**SOURCE EXTRACT**
______________________________

# Solved: How do I set new default pst file in Outlook 2003?



## Vercor (Oct 20, 2008)

I am having to send my piece-o-crap HP HDX laptop back to HP, again, for repair. I have my Outlook 2007 pst backup file that I now need to add to my desktop, which uses Outlook 2003. 

I went to Tools, Email Accounts to change default file, but not changing it. Not sure exactly what I need to do. Can someone please send me the exact steps to have my Outlook 2007 pst file added to 2003 as my default?

Thanks for your help!


----------



## EAFiedler (Apr 25, 2000)

Hi *Vercor*

Is this solved? 

If not...
Open Outlook 2003, 
File > Open > Outlook Data File
Browse to the location of the Outlook 2007 .pst file and select it, it should then appear in Outlook 2003.

To set that .pst file as the default .pst file:
Tools > E-mail Accounts > View or change existing e-mail accounts > Next

At the bottom of that window is a drop down field for: *Deliver new mail to the following location*:
Click the drop down arrow and select the new .pst file.
Click: *Finish*

You will need to close and restart Outlook 2003 for the changes to go into effect.

Let us know if that works for you or not.


----------



## Vercor (Oct 20, 2008)

I did that, several times, and never worked. I ended up doing an "import" and is working fine. Thanks!


----------



## EAFiedler (Apr 25, 2000)

Had you by chance renamed the .pst file in Outlook so you could tell which .pst file you were selecting?

Glad to hear you were able to solve it using another solution.


----------



## Vercor (Oct 20, 2008)

yes, it was named outlook3jul.pst


----------



## EAFiedler (Apr 25, 2000)

Strange, did you see the message that Outlook needed to be closed and restarted before the changes would take effect?


----------



## Vercor (Oct 20, 2008)

yes


----------



## EAFiedler (Apr 25, 2000)

If you received that message, the Personal Folders file you selected should have became the default delivery location, assuming you didn't have any rules setup that directed all incoming mails to the original .pst file.
But, unless you have any other questions, I won't belabor the point. 

Glad it is working for you.


----------

______________________________

**Records of where elements appear on the page**
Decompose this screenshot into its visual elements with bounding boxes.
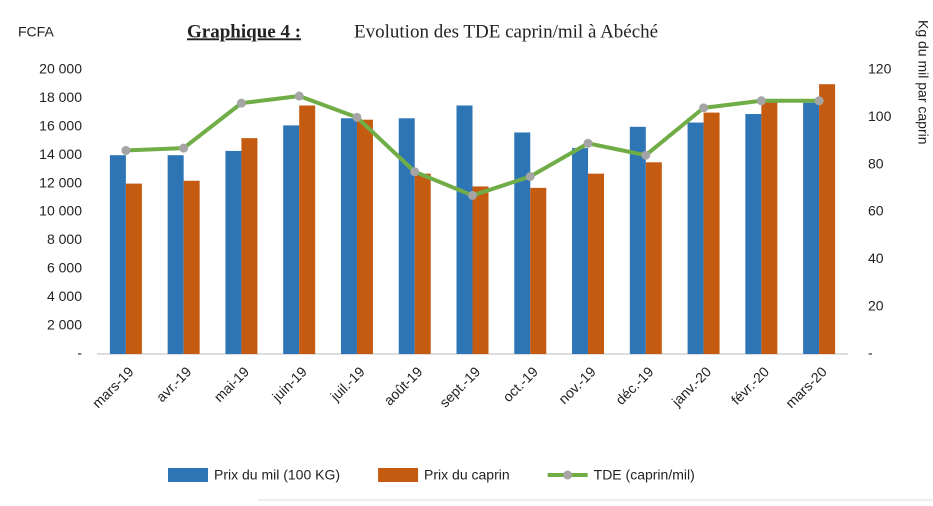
bar xyxy=(167,155,184,354)
x-tick-label: mai-19 xyxy=(211,363,253,405)
legend-swatch xyxy=(378,468,419,482)
x-tick-label: juin-19 xyxy=(268,363,310,405)
y2-tick-label: 80 xyxy=(868,155,884,171)
x-tick-label: janv.-20 xyxy=(668,363,715,410)
legend-swatch xyxy=(168,468,208,482)
x-tick-label: sept.-19 xyxy=(436,363,483,410)
y2-axis-label: Kg du mil par caprin xyxy=(915,20,931,145)
y-tick-label: 16 000 xyxy=(39,118,82,134)
y-tick-label: 4 000 xyxy=(47,288,82,304)
bar xyxy=(629,126,646,354)
legend-label: Prix du caprin xyxy=(424,467,510,483)
line-marker xyxy=(699,103,709,113)
y2-tick-label: 60 xyxy=(868,203,884,219)
line-marker xyxy=(352,112,362,122)
legend-swatch xyxy=(563,470,573,480)
chart-title: Evolution des TDE caprin/mil à Abéché xyxy=(354,21,658,42)
bar xyxy=(183,180,200,354)
bar xyxy=(398,118,415,354)
y2-tick-label: - xyxy=(868,345,873,361)
bar xyxy=(125,183,142,354)
x-tick-label: févr.-20 xyxy=(728,363,772,407)
bar xyxy=(472,186,489,354)
line-marker xyxy=(410,167,420,177)
line-marker xyxy=(756,96,766,106)
y-tick-label: 14 000 xyxy=(39,146,82,162)
bar xyxy=(803,102,820,354)
bar xyxy=(645,162,662,354)
x-tick-label: juil.-19 xyxy=(327,363,368,404)
y-tick-label: 6 000 xyxy=(47,260,82,276)
x-tick-label: oct.-19 xyxy=(499,363,541,405)
bar xyxy=(109,155,126,354)
line-marker xyxy=(121,145,131,155)
bar xyxy=(356,119,373,354)
bar xyxy=(572,148,589,354)
bar xyxy=(283,125,300,354)
bar xyxy=(340,118,357,354)
y-tick-label: 18 000 xyxy=(39,89,82,105)
bar xyxy=(299,105,316,354)
bar xyxy=(687,122,704,354)
line-marker xyxy=(179,143,189,153)
y-tick-label: 20 000 xyxy=(39,61,82,77)
bar xyxy=(241,138,258,354)
x-tick-label: août-19 xyxy=(381,363,426,408)
line-marker xyxy=(641,150,651,160)
y-tick-label: 12 000 xyxy=(39,174,82,190)
y-axis-label: FCFA xyxy=(18,24,54,40)
y-tick-label: - xyxy=(77,345,82,361)
bar xyxy=(703,112,720,354)
line-marker xyxy=(294,91,304,101)
x-tick-label: mars-20 xyxy=(782,363,830,411)
y2-tick-label: 120 xyxy=(868,61,892,77)
bar xyxy=(745,114,762,355)
y-tick-label: 10 000 xyxy=(39,203,82,219)
line-marker xyxy=(814,96,824,106)
bar xyxy=(530,187,547,354)
chart-title-prefix: Graphique 4 : xyxy=(187,21,301,42)
x-tick-label: nov.-19 xyxy=(555,363,599,407)
y-tick-label: 8 000 xyxy=(47,231,82,247)
line-marker xyxy=(583,138,593,148)
line-marker xyxy=(236,98,246,108)
line-marker xyxy=(525,172,535,181)
x-tick-label: avr.-19 xyxy=(153,363,195,405)
bar xyxy=(819,84,836,354)
bar xyxy=(588,173,605,354)
bar xyxy=(414,173,431,354)
bar xyxy=(514,132,531,354)
bar xyxy=(456,105,473,354)
line-marker xyxy=(468,190,477,200)
y-tick-label: 2 000 xyxy=(47,316,82,332)
legend-label: TDE (caprin/mil) xyxy=(594,467,695,483)
bar xyxy=(761,101,778,355)
y2-tick-label: 40 xyxy=(868,250,884,266)
legend-label: Prix du mil (100 KG) xyxy=(214,467,340,483)
x-tick-label: mars-19 xyxy=(89,363,137,411)
bar xyxy=(225,150,242,354)
x-tick-label: déc.-19 xyxy=(612,363,656,407)
y2-tick-label: 100 xyxy=(868,108,892,124)
y2-tick-label: 20 xyxy=(868,297,884,313)
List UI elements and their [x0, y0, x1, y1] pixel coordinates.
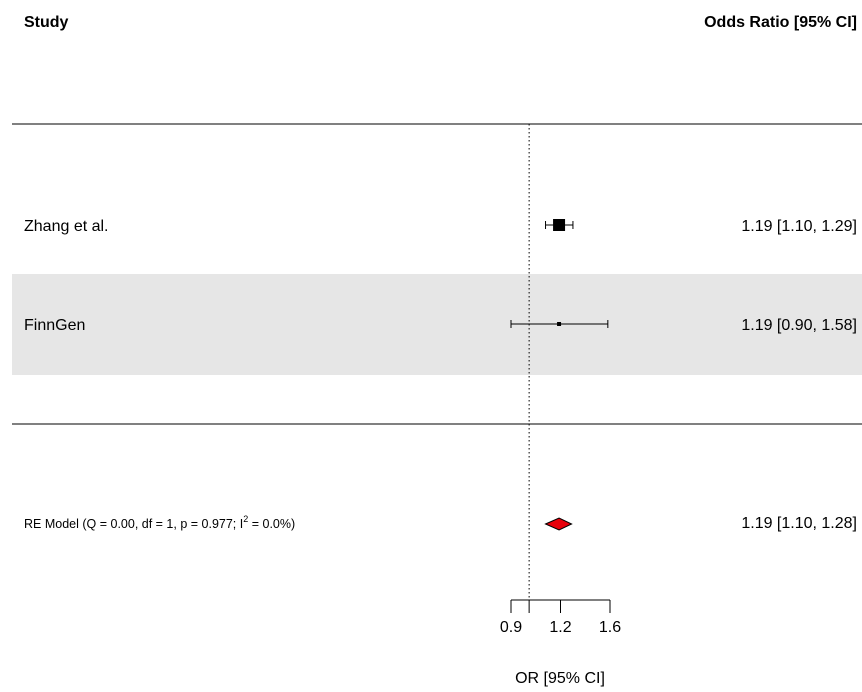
x-tick-label: 1.2: [549, 619, 571, 636]
summary-estimate-text: 1.19 [1.10, 1.28]: [741, 515, 857, 532]
estimate-column-header: Odds Ratio [95% CI]: [704, 14, 857, 31]
x-axis: 0.9 1.2 1.6: [500, 599, 621, 636]
x-tick-label: 1.6: [599, 619, 621, 636]
summary-label-superscript: 2: [243, 514, 248, 524]
shaded-row-band: [12, 274, 862, 375]
summary-label-end: = 0.0%): [248, 517, 295, 531]
study-column-header: Study: [24, 14, 69, 31]
summary-row: RE Model (Q = 0.00, df = 1, p = 0.977; I…: [24, 514, 857, 532]
summary-diamond: [544, 517, 573, 531]
summary-label-main: RE Model (Q = 0.00, df = 1, p = 0.977; I: [24, 517, 243, 531]
x-tick-label: 0.9: [500, 619, 522, 636]
study-row: Zhang et al. 1.19 [1.10, 1.29]: [24, 218, 857, 235]
study-row: FinnGen 1.19 [0.90, 1.58]: [24, 317, 857, 334]
point-estimate-square: [557, 322, 562, 326]
summary-label: RE Model (Q = 0.00, df = 1, p = 0.977; I…: [24, 514, 295, 531]
row-shading: [12, 274, 862, 375]
study-estimate-text: 1.19 [0.90, 1.58]: [741, 317, 857, 334]
study-rows: Zhang et al. 1.19 [1.10, 1.29] FinnGen 1.19…: [24, 218, 857, 334]
x-axis-label: OR [95% CI]: [515, 670, 605, 687]
point-estimate-square: [553, 219, 566, 231]
study-name: FinnGen: [24, 317, 85, 334]
study-estimate-text: 1.19 [1.10, 1.29]: [741, 218, 857, 235]
study-name: Zhang et al.: [24, 218, 109, 235]
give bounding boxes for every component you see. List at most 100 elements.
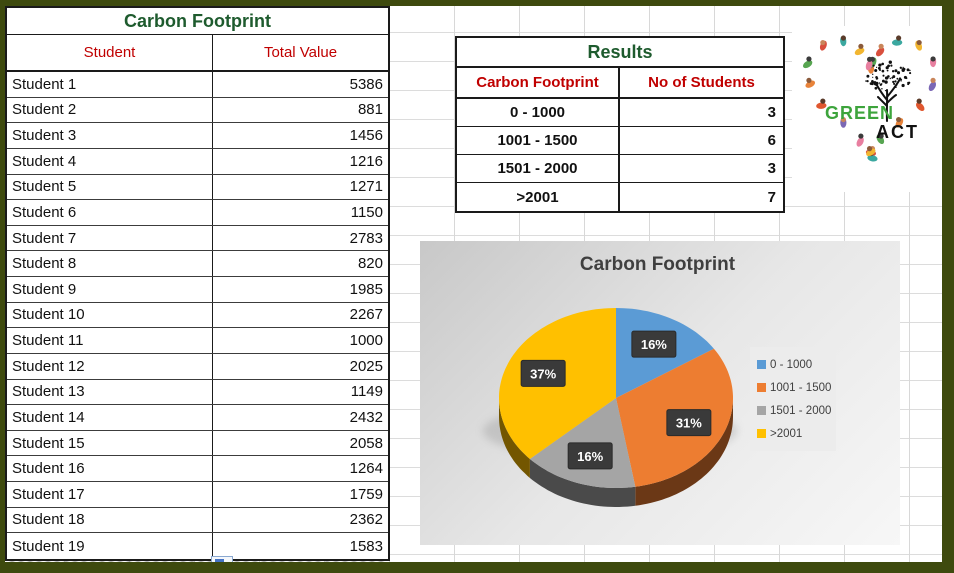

______________________________

In the Outlook forum thread, what was the name of the .pst file that Vercor had selected?

outlook3jul.pst